■ WHAT YOU WILL DO: Copy out each line of the data that holds the word "GERMANIA".

Figure content listings
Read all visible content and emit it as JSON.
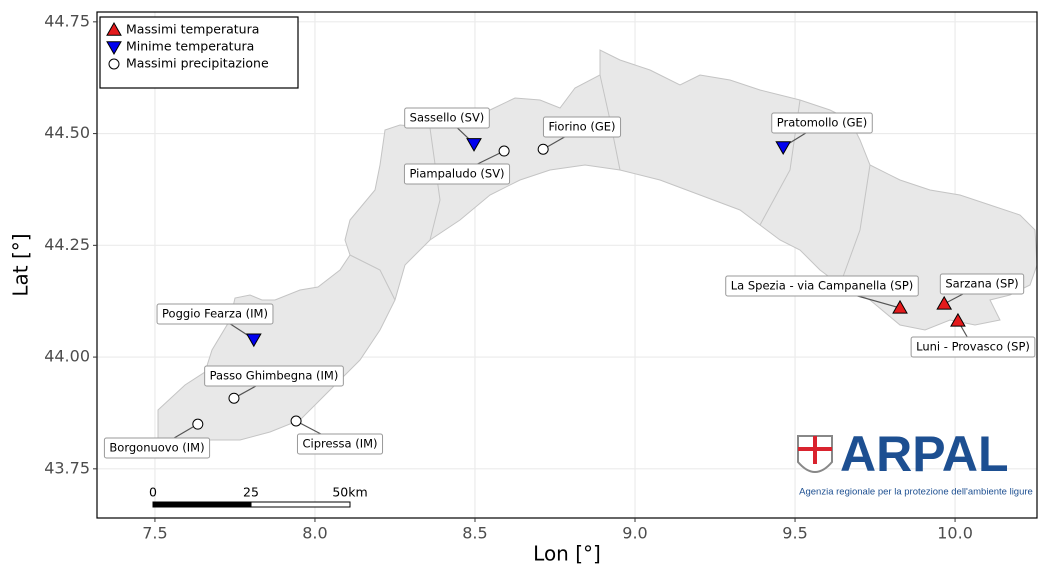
{
  "chart_data": {
    "type": "scatter",
    "xlabel": "Lon [°]",
    "ylabel": "Lat [°]",
    "xlim": [
      7.319,
      10.256
    ],
    "ylim": [
      43.64,
      44.772
    ],
    "xticks": [
      7.5,
      {
        "value": 8,
        "label": "8.0"
      },
      8.5,
      {
        "value": 9,
        "label": "9.0"
      },
      9.5,
      {
        "value": 10,
        "label": "10.0"
      }
    ],
    "yticks": [
      43.75,
      {
        "value": 44,
        "label": "44.00"
      },
      44.25,
      {
        "value": 44.5,
        "label": "44.50"
      },
      44.75
    ],
    "grid": true,
    "legend": "top-left",
    "series": [
      {
        "name": "Massimi temperatura",
        "color": "#e41a1c",
        "marker": "triangle-up",
        "x": [
          9.828,
          9.966,
          10.009
        ],
        "y": [
          44.11,
          44.119,
          44.081
        ],
        "labels": [
          "La Spezia - via Campanella (SP)",
          "Sarzana (SP)",
          "Luni - Provasco (SP)"
        ]
      },
      {
        "name": "Minime temperatura",
        "color": "#0000ee",
        "marker": "triangle-down",
        "x": [
          8.497,
          9.463,
          7.809
        ],
        "y": [
          44.477,
          44.47,
          44.04
        ],
        "labels": [
          "Sassello (SV)",
          "Pratomollo (GE)",
          "Poggio Fearza (IM)"
        ]
      },
      {
        "name": "Massimi precipitazione",
        "color": "#ffffff",
        "marker": "circle",
        "x": [
          8.591,
          8.713,
          7.747,
          7.941,
          7.634
        ],
        "y": [
          44.461,
          44.465,
          43.908,
          43.857,
          43.85
        ],
        "labels": [
          "Piampaludo (SV)",
          "Fiorino (GE)",
          "Passo Ghimbegna (IM)",
          "Cipressa (IM)",
          "Borgonuovo (IM)"
        ]
      }
    ],
    "scale_bar": {
      "labels": [
        "0",
        "25",
        "50km"
      ]
    },
    "logo": {
      "name": "ARPAL",
      "subtitle": "Agenzia regionale per la protezione dell'ambiente ligure"
    }
  }
}
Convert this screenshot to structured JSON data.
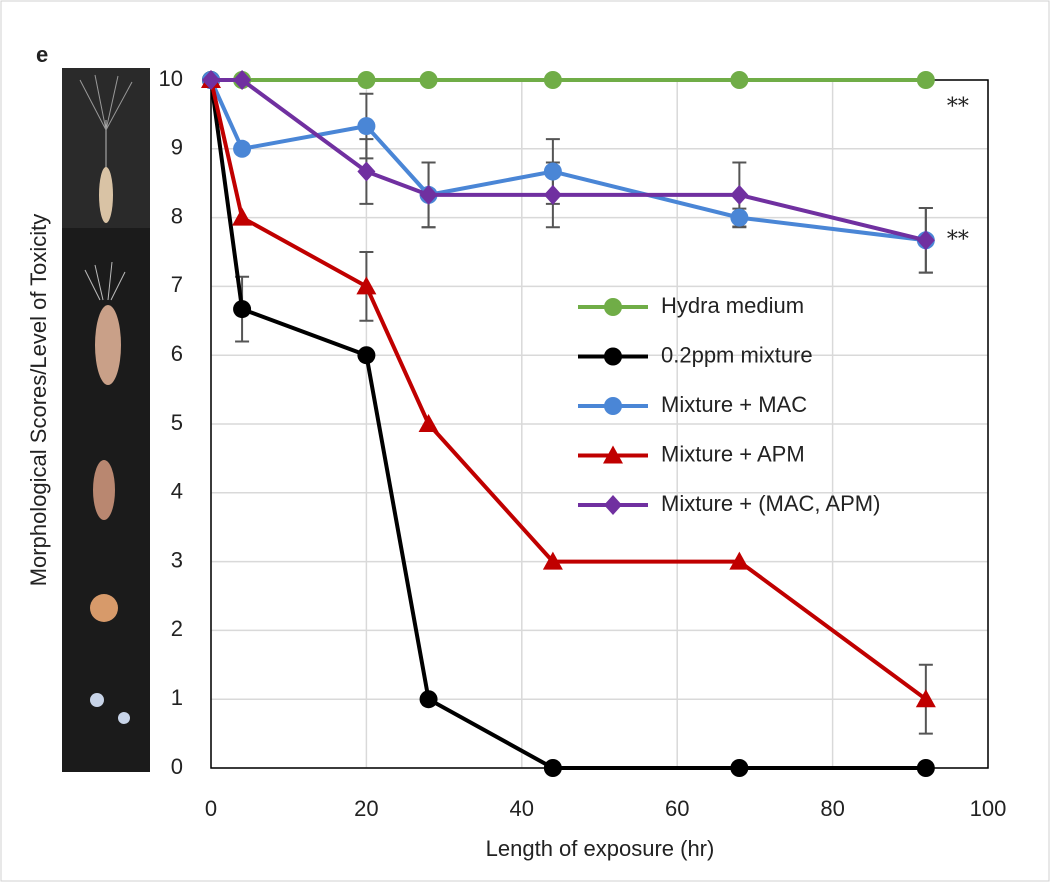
{
  "chart_data": {
    "type": "line",
    "panel_label": "e",
    "x_label": "Length of exposure (hr)",
    "y_label": "Morphological Scores/Level of Toxicity",
    "x": [
      0,
      4,
      20,
      28,
      44,
      68,
      92
    ],
    "series": [
      {
        "name": "Hydra medium",
        "color": "#70ad47",
        "marker": "circle",
        "values": [
          10,
          10,
          10,
          10,
          10,
          10,
          10
        ],
        "errors": [
          null,
          null,
          null,
          null,
          null,
          null,
          null
        ]
      },
      {
        "name": "0.2ppm mixture",
        "color": "#000000",
        "marker": "circle",
        "values": [
          10,
          6.67,
          6,
          1,
          0,
          0,
          0
        ],
        "errors": [
          null,
          0.47,
          null,
          null,
          null,
          null,
          null
        ]
      },
      {
        "name": "Mixture + MAC",
        "color": "#4a86d6",
        "marker": "circle",
        "values": [
          10,
          9,
          9.33,
          8.33,
          8.67,
          8,
          7.67
        ],
        "errors": [
          null,
          null,
          0.47,
          0.47,
          0.47,
          0.13,
          0.47
        ]
      },
      {
        "name": "Mixture + APM",
        "color": "#c00000",
        "marker": "triangle",
        "values": [
          10,
          8,
          7,
          5,
          3,
          3,
          1
        ],
        "errors": [
          null,
          null,
          0.5,
          null,
          null,
          null,
          0.5
        ]
      },
      {
        "name": "Mixture + (MAC, APM)",
        "color": "#7030a0",
        "marker": "diamond",
        "values": [
          10,
          10,
          8.67,
          8.33,
          8.33,
          8.33,
          7.67
        ],
        "errors": [
          null,
          null,
          0.47,
          0.47,
          0.47,
          0.47,
          0.47
        ]
      }
    ],
    "annotations": [
      {
        "text": "**",
        "x": 96,
        "y": 9.6
      },
      {
        "text": "**",
        "x": 96,
        "y": 7.67
      }
    ],
    "xlim": [
      0,
      100
    ],
    "xticks": [
      0,
      20,
      40,
      60,
      80,
      100
    ],
    "ylim": [
      0,
      10
    ],
    "yticks": [
      0,
      1,
      2,
      3,
      4,
      5,
      6,
      7,
      8,
      9,
      10
    ],
    "grid": true
  }
}
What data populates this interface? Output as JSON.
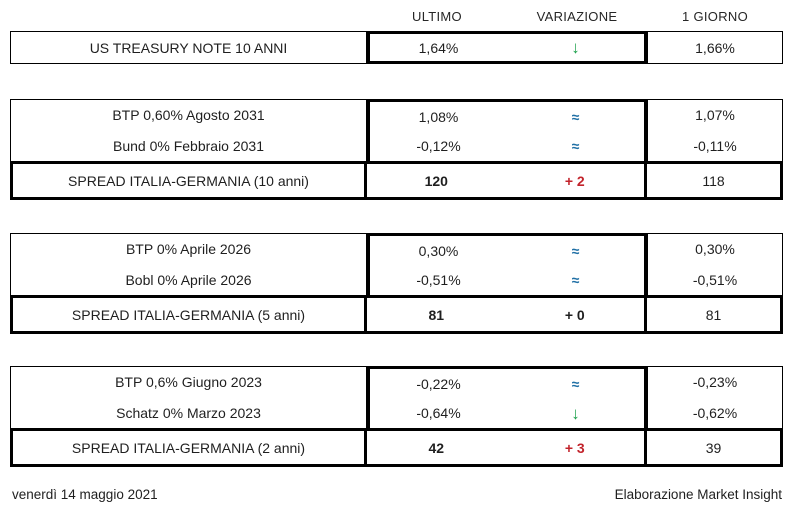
{
  "colors": {
    "green": "#1fa24e",
    "blue": "#1f6fa5",
    "red": "#c2232b",
    "text": "#1f1f1f",
    "border": "#000000"
  },
  "header": {
    "columns": [
      "ULTIMO",
      "VARIAZIONE",
      "1 GIORNO"
    ]
  },
  "sections": [
    {
      "rows": [
        {
          "label": "US TREASURY NOTE 10 ANNI",
          "ultimo": "1,64%",
          "variazione": "↓",
          "variazione_style": "green-down",
          "variazione_meaning": "down-arrow",
          "giorno": "1,66%"
        }
      ]
    },
    {
      "rows": [
        {
          "label": "BTP 0,60% Agosto 2031",
          "ultimo": "1,08%",
          "variazione": "≈",
          "variazione_style": "blue-approx",
          "variazione_meaning": "unchanged",
          "giorno": "1,07%"
        },
        {
          "label": "Bund 0% Febbraio 2031",
          "ultimo": "-0,12%",
          "variazione": "≈",
          "variazione_style": "blue-approx",
          "variazione_meaning": "unchanged",
          "giorno": "-0,11%"
        },
        {
          "label": "SPREAD ITALIA-GERMANIA (10 anni)",
          "ultimo": "120",
          "variazione": "+ 2",
          "variazione_style": "red-bold",
          "variazione_meaning": "increase",
          "giorno": "118",
          "is_spread": true
        }
      ]
    },
    {
      "rows": [
        {
          "label": "BTP 0% Aprile 2026",
          "ultimo": "0,30%",
          "variazione": "≈",
          "variazione_style": "blue-approx",
          "variazione_meaning": "unchanged",
          "giorno": "0,30%"
        },
        {
          "label": "Bobl 0% Aprile 2026",
          "ultimo": "-0,51%",
          "variazione": "≈",
          "variazione_style": "blue-approx",
          "variazione_meaning": "unchanged",
          "giorno": "-0,51%"
        },
        {
          "label": "SPREAD ITALIA-GERMANIA (5 anni)",
          "ultimo": "81",
          "variazione": "+ 0",
          "variazione_style": "black-bold",
          "variazione_meaning": "no-change",
          "giorno": "81",
          "is_spread": true
        }
      ]
    },
    {
      "rows": [
        {
          "label": "BTP 0,6% Giugno 2023",
          "ultimo": "-0,22%",
          "variazione": "≈",
          "variazione_style": "blue-approx",
          "variazione_meaning": "unchanged",
          "giorno": "-0,23%"
        },
        {
          "label": "Schatz 0% Marzo 2023",
          "ultimo": "-0,64%",
          "variazione": "↓",
          "variazione_style": "green-down",
          "variazione_meaning": "down-arrow",
          "giorno": "-0,62%"
        },
        {
          "label": "SPREAD ITALIA-GERMANIA (2 anni)",
          "ultimo": "42",
          "variazione": "+ 3",
          "variazione_style": "red-bold",
          "variazione_meaning": "increase",
          "giorno": "39",
          "is_spread": true
        }
      ]
    }
  ],
  "footer": {
    "date": "venerdì 14 maggio 2021",
    "credit": "Elaborazione Market Insight"
  }
}
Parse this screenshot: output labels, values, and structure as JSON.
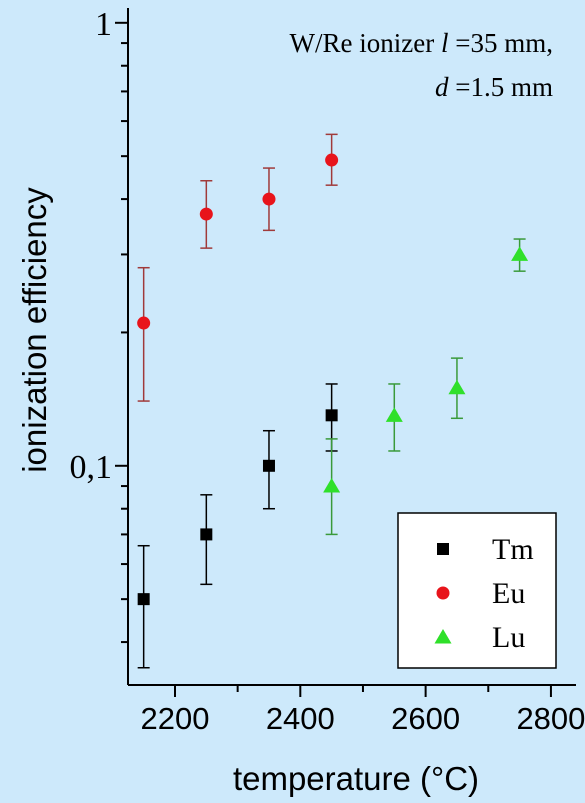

■ EXERCISE RESPONSE:
          "label": "SPREAD ITALIA-GERMANIA (10 anni)",
          "label": "SPREAD ITALIA-GERMANIA (5 anni)",
          "label": "SPREAD ITALIA-GERMANIA (2 anni)",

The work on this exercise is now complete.